§ The task:
Please count the lines in the listing below where the word "content" appears. Give the number only.

§ Records for the exercise:
==================================================
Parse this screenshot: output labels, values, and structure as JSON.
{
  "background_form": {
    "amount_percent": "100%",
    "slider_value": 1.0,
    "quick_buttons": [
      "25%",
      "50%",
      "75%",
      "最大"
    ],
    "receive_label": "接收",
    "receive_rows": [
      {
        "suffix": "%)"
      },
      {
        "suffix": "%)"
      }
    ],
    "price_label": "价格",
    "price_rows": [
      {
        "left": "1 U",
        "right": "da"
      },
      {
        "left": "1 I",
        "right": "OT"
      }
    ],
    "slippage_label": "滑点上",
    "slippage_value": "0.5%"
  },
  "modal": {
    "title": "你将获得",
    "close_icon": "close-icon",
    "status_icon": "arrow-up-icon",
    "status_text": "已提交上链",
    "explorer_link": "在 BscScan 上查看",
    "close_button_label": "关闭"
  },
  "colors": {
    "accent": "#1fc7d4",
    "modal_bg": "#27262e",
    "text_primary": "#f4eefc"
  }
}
==================================================
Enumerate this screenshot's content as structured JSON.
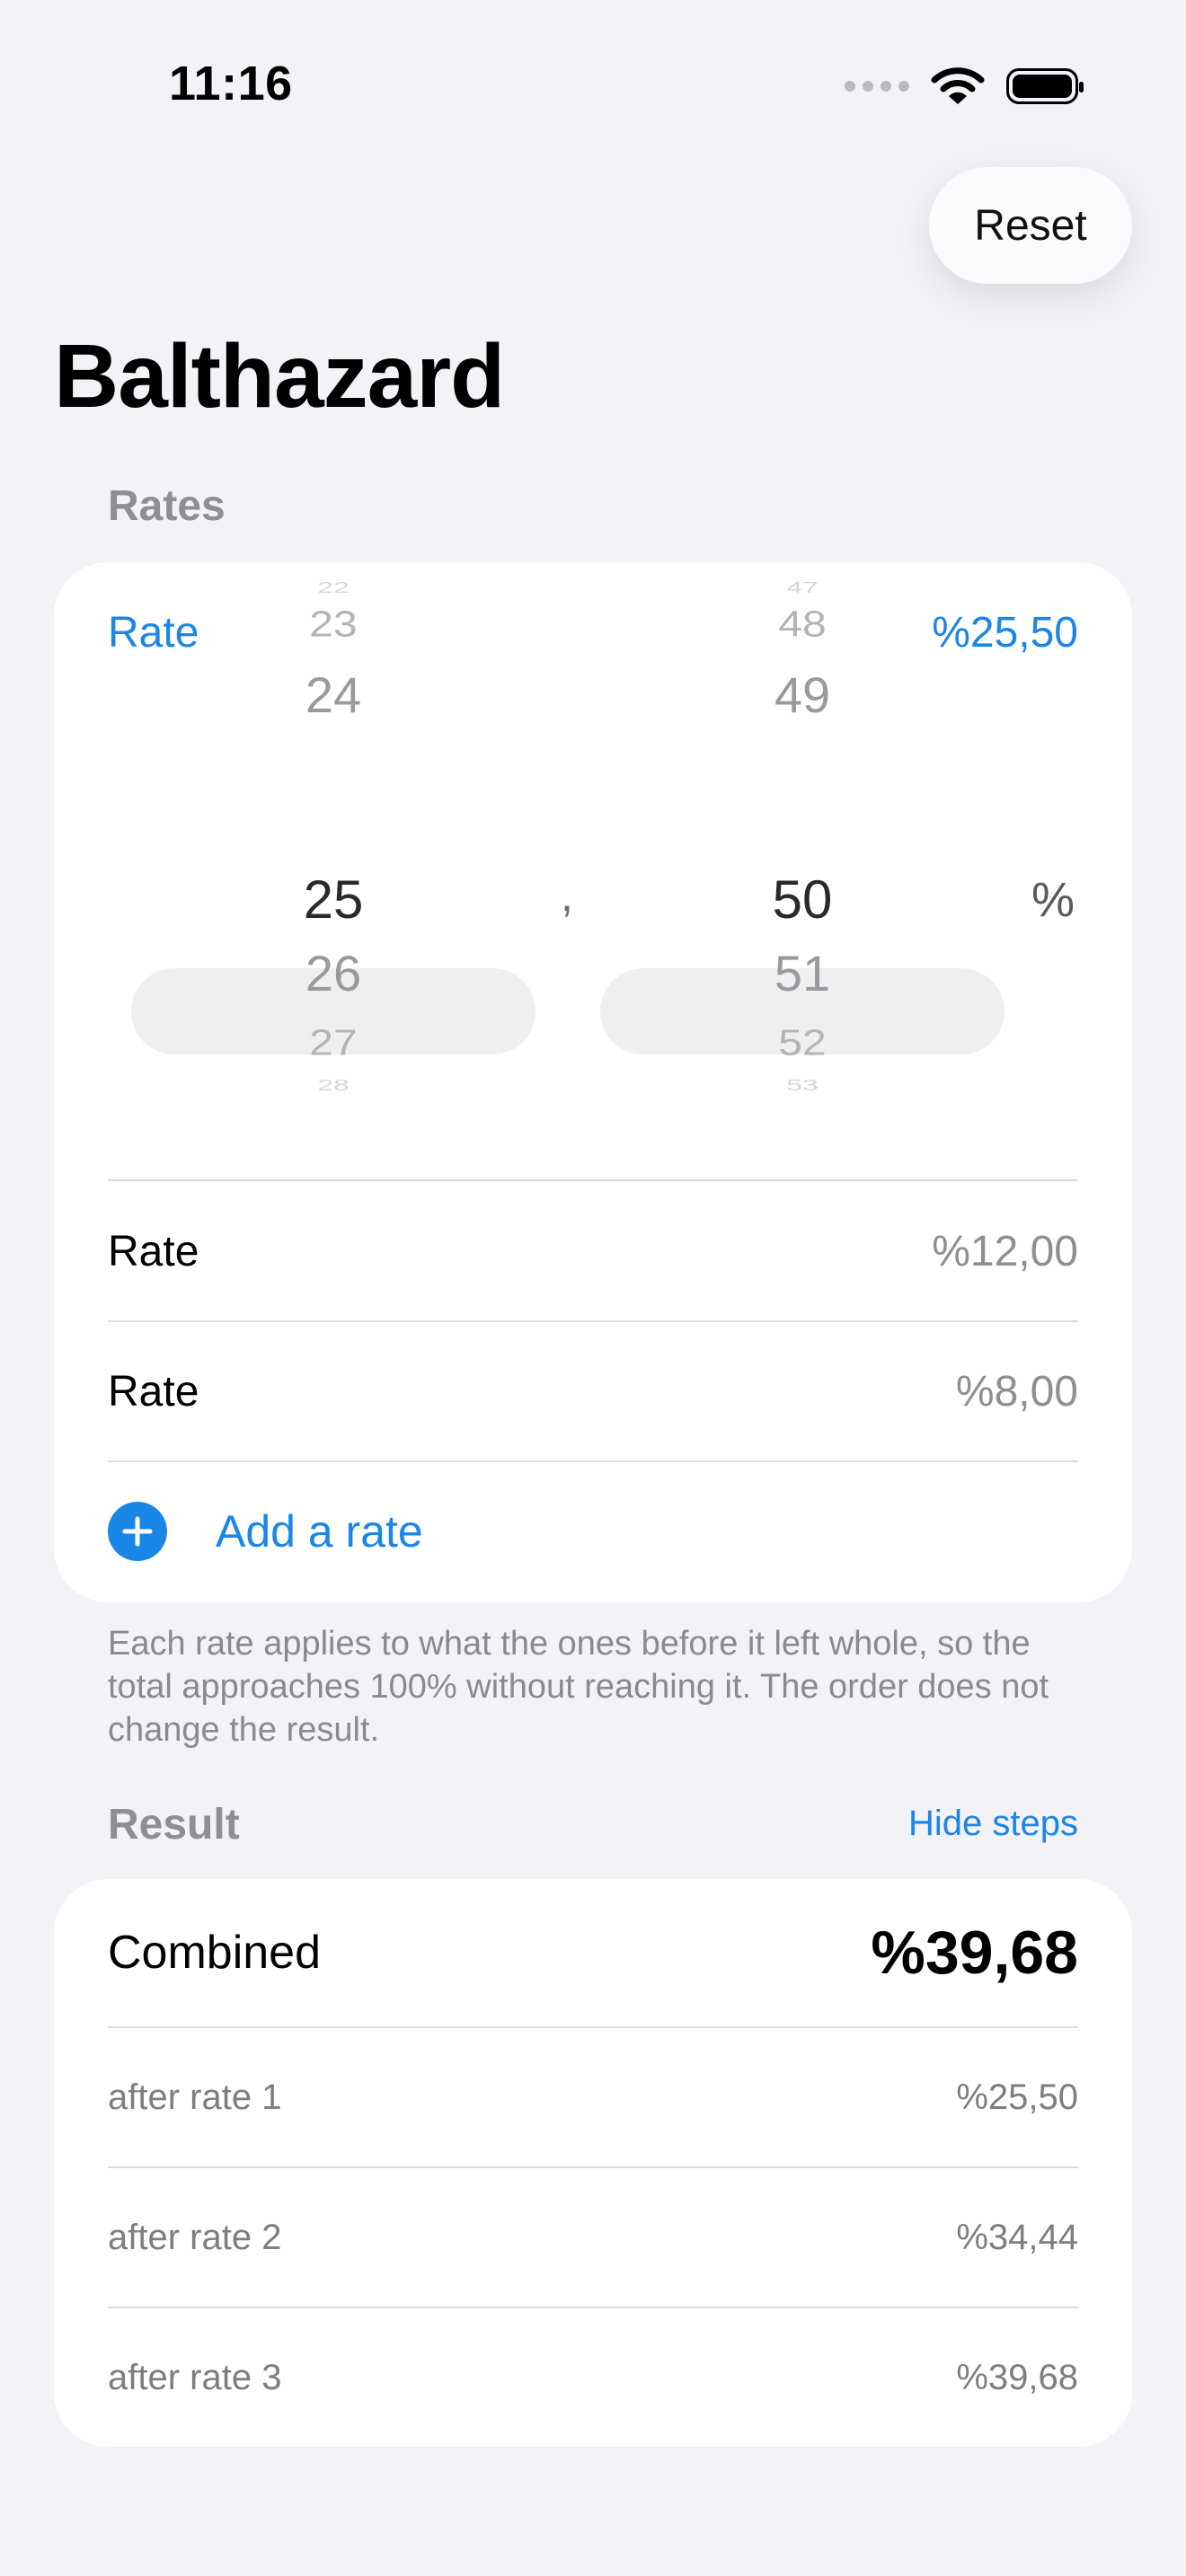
==================================================
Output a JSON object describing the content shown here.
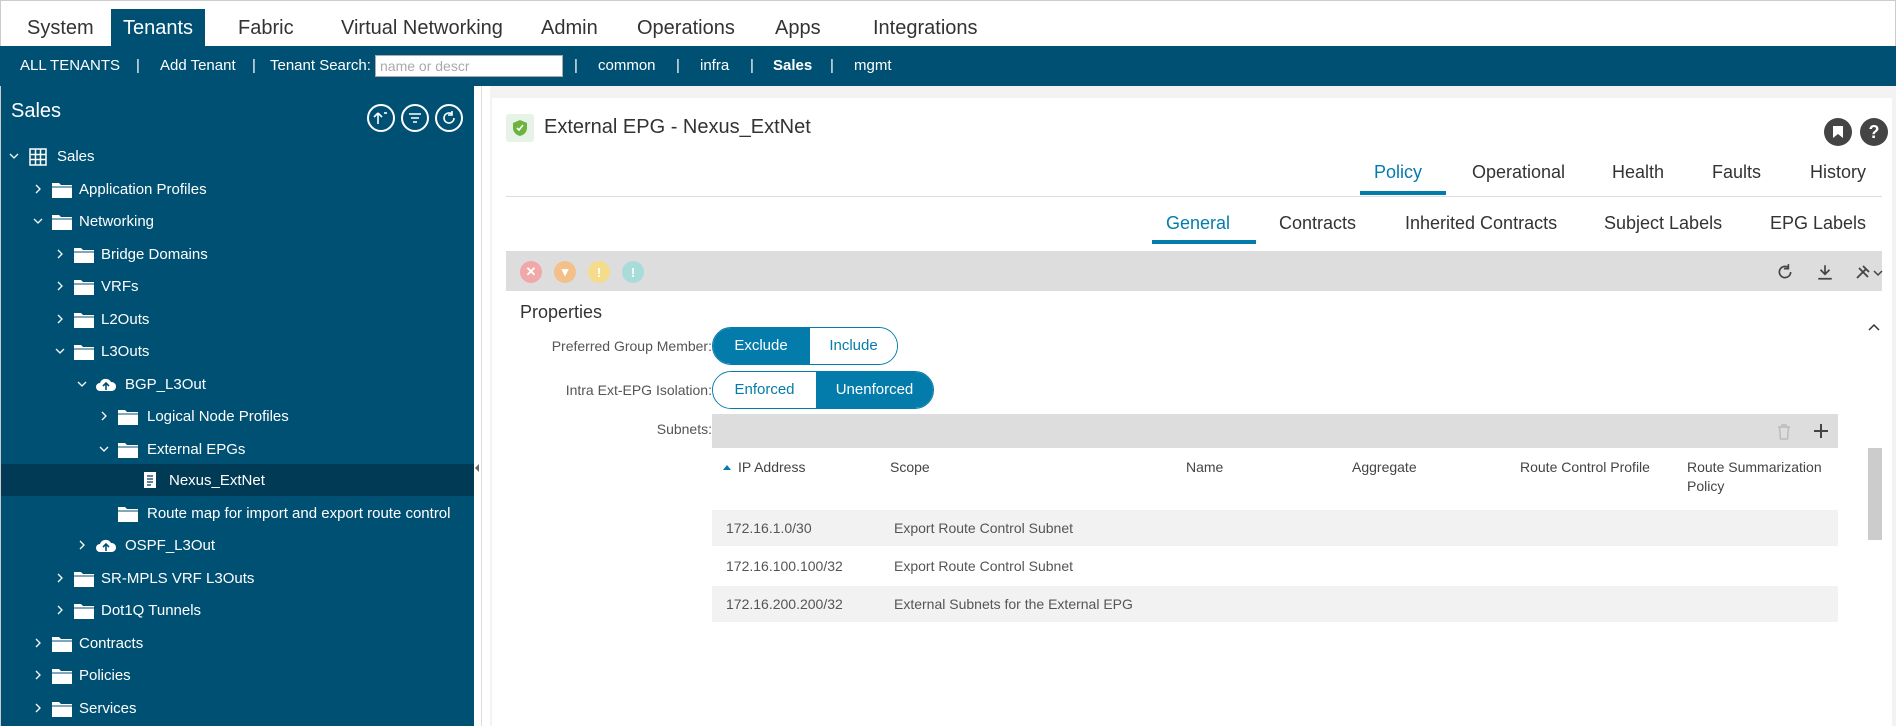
==================================================
§ Output for this exercise:
2